| TASK 1 |
In the lineage tracing text, copy the passage starting at "Moreover, when the" and ending at "the mammary gland.".
| TASK 2 |
Answer these questions using the lineage tracing text.
(a) What kind of protein is often used as the label?
(b) In which chapter is the generation of the novel genetic mouse model described?
(c) What color is the live fluorescent reporter that labels the current stem cells?

| EXTRACT |
---

Lineage tracing is possible via the use of genetically engineered mouse models.
One mouse must carry a so-called “driver gene” as well as a “reporter gene” in the
genome. The driver consists of a gene expressed in a specific cell-type (such as a stem
cell) and the resulting protein encoded by that gene can in turn switch on the reporter
gene, but only when a drug is given to the mouse, allowing us to control at with
timepoint we switch on the reporter gene in a stem cell. This process is similar to
flicking on a light switch in a dark room, with the difference that once this reporter
is switched on, it will be switched on forever and permanently label the cell.
Moreover, when the cell divides all daughter cells inherit it. In this way, we can track
which cells are the progeny of the stem cell that was initially labelled. The label often
used is a fluorescent protein. With the help of microscopes, we can literally make the
cells carrying fluorescent proteins light up and visualize where they are in a tissue.

Several lineage tracing mouse models exist. However, we noticed that the current
driver lines were not perfect for studying stem cells in the mammary gland.
Therefore, in chapter 4 we describe the generation of a novel genetic mouse model
(its full name being Axin2 P2A-rtTA3-T2A-3xNLS-SGFP2 ) that has a double function: it serves
as a driver line for lineage tracing, but also as a live fluorescent reporter for WNT-
responsive stem cells (most stem cells found in adult tissues are receiving WNT
signals, we call those cells “WNT-responsive”). This double function allows us to
visualize the current stem cells (they will be labelled with a live, bright green
fluorescent reporter) and at the same time visualize their lineage (once we cross this
driver to a suitable reporter mouse line). This double function was not available yet
for the WNT signalling target gene Axin2, which is expressed in most adult stem cells
responding to WNT. We show that this novel mouse model faithfully reports WNT
signalling activity during development and in different tissues, and that we can use
it as a proper driver line for lineage tracing as well.

---

| DATA EXTRACT |
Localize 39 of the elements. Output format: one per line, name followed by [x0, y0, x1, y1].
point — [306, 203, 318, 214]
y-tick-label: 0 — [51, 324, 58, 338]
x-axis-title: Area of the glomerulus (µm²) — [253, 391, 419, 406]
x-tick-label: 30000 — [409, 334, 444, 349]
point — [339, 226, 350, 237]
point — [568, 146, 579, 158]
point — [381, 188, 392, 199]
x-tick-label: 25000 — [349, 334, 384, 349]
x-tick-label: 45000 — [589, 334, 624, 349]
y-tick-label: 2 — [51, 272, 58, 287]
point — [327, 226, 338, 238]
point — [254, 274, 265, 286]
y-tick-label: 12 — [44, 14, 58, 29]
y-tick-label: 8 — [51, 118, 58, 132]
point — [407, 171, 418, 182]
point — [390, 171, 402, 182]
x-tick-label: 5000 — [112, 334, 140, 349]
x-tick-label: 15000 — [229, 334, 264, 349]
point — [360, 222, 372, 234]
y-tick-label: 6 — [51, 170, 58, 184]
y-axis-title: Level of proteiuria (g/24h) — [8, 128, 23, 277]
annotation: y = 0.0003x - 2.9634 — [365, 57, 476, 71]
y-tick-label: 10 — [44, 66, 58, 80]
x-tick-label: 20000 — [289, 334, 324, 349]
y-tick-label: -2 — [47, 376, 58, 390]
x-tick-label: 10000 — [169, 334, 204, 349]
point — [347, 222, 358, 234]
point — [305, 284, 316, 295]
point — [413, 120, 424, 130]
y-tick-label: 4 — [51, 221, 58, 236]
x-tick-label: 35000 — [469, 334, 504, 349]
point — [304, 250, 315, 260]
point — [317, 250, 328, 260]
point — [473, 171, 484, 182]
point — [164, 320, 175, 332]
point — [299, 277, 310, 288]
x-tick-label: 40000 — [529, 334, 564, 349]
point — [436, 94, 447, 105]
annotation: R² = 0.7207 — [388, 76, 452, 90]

---

| TASK RESPONSE 1 |
Moreover, when the cell divides all daughter cells inherit it. In this way, we can track
which cells are the progeny of the stem cell that was initially labelled. The label often
used is a fluorescent protein. With the help of microscopes, we can literally make the
cells carrying fluorescent proteins light up and visualize where they are in a tissue.

Several lineage tracing mouse models exist. However, we noticed that the current
driver lines were not perfect for studying stem cells in the mammary gland.

| TASK RESPONSE 2 |
(a) A fluorescent protein.
(b) Chapter 4.
(c) Bright green.